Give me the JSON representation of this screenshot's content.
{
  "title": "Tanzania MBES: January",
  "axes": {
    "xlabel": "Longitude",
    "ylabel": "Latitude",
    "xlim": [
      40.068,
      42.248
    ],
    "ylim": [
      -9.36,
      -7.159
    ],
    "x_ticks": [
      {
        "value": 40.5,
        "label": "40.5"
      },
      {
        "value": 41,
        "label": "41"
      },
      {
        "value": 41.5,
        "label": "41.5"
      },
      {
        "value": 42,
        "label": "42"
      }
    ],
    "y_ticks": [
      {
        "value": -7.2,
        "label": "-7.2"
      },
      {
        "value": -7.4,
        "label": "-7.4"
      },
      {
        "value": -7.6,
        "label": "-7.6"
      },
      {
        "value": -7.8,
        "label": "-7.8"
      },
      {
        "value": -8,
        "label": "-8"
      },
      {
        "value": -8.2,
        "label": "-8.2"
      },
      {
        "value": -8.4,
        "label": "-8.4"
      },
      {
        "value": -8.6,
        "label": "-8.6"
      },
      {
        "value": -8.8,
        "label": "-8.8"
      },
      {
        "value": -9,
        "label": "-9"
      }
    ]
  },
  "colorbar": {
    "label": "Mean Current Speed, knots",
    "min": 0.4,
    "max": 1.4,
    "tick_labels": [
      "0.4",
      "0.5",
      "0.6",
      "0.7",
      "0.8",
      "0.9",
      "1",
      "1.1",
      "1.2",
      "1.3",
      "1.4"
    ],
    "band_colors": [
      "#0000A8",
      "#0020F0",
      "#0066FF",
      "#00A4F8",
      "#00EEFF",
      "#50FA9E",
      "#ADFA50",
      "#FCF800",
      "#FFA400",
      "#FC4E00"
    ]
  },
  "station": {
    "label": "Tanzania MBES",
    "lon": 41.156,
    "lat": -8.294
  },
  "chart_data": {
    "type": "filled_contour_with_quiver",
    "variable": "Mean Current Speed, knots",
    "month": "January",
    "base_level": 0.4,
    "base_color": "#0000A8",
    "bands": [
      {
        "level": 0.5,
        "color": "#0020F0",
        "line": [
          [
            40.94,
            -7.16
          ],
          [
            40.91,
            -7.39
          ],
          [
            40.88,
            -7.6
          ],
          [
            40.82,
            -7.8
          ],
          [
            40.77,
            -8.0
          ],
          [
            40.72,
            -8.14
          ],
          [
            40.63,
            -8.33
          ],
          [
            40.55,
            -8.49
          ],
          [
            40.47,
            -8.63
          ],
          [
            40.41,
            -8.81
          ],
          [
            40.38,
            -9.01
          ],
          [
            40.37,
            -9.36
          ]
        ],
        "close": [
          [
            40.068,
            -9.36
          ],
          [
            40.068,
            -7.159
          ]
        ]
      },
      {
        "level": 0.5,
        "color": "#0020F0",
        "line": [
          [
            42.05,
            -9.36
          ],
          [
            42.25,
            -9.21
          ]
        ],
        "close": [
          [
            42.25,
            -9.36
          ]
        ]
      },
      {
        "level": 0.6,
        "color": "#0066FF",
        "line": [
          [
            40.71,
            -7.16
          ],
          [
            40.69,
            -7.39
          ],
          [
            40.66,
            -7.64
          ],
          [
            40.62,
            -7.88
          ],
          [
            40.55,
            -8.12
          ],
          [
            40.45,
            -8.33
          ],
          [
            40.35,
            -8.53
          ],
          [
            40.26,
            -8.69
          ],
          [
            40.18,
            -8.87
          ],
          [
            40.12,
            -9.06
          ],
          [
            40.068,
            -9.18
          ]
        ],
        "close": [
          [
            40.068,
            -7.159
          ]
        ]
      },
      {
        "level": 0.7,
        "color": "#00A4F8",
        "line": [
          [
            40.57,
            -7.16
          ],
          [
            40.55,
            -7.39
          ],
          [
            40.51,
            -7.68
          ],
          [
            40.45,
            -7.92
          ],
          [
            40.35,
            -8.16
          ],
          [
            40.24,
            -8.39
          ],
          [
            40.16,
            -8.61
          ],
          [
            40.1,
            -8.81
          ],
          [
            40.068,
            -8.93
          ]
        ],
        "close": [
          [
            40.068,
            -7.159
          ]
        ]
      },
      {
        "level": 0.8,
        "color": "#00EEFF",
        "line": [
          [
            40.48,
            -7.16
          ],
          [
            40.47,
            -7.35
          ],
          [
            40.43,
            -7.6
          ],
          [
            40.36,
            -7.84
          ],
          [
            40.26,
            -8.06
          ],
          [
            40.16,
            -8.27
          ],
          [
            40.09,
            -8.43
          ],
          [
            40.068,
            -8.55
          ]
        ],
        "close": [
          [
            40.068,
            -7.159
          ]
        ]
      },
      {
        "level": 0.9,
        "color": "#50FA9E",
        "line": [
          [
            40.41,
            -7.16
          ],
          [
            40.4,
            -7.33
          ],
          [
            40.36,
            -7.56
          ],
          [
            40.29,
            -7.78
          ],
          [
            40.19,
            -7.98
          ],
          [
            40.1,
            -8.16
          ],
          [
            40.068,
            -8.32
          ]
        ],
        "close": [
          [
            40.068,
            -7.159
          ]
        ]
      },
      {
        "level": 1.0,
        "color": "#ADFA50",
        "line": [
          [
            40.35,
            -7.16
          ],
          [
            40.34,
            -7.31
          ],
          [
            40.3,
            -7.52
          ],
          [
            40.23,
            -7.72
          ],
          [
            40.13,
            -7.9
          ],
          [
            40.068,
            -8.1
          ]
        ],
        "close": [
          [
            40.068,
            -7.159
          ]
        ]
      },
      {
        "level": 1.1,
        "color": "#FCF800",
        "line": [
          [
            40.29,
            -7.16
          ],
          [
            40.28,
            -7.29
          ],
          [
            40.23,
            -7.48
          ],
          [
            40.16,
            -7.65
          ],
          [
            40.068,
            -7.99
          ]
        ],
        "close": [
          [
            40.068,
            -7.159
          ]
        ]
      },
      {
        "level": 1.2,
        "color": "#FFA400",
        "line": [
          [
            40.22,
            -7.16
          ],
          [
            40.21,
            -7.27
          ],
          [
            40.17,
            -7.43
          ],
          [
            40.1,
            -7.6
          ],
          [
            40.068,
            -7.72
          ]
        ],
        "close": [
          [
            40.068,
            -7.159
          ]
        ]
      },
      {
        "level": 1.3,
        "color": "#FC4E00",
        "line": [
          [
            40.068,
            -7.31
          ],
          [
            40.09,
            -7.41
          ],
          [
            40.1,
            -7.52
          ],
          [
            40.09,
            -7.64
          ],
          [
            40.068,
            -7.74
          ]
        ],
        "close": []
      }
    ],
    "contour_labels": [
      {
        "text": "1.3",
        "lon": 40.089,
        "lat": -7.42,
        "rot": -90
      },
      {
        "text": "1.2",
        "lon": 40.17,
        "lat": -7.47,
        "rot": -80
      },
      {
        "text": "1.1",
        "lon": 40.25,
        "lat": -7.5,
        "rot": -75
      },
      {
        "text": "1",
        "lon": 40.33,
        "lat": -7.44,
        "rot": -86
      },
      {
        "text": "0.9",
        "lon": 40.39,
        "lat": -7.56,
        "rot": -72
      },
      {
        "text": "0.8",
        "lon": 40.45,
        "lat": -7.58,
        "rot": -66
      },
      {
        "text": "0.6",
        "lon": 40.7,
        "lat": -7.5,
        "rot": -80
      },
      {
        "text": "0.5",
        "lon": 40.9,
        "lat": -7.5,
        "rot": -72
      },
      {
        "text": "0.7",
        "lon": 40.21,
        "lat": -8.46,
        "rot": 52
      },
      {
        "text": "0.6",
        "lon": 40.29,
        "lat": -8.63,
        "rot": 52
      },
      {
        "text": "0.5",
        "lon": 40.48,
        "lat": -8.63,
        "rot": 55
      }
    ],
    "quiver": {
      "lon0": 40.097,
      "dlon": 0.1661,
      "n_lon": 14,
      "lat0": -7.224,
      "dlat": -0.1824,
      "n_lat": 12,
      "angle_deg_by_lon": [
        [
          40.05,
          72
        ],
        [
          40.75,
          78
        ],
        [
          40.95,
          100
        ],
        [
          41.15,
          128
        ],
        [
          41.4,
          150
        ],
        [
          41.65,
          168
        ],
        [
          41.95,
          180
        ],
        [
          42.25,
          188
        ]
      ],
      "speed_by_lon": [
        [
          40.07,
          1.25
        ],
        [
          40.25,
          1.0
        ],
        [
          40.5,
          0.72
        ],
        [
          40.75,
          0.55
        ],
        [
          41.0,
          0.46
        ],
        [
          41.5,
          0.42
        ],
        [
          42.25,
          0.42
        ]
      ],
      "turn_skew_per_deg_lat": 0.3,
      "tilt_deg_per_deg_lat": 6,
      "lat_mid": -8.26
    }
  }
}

Instructions to follow ->
Filter the listing above for the string "Tanzania" and copy every matching line.

Answer to this task ->
  "title": "Tanzania MBES: January",
    "label": "Tanzania MBES",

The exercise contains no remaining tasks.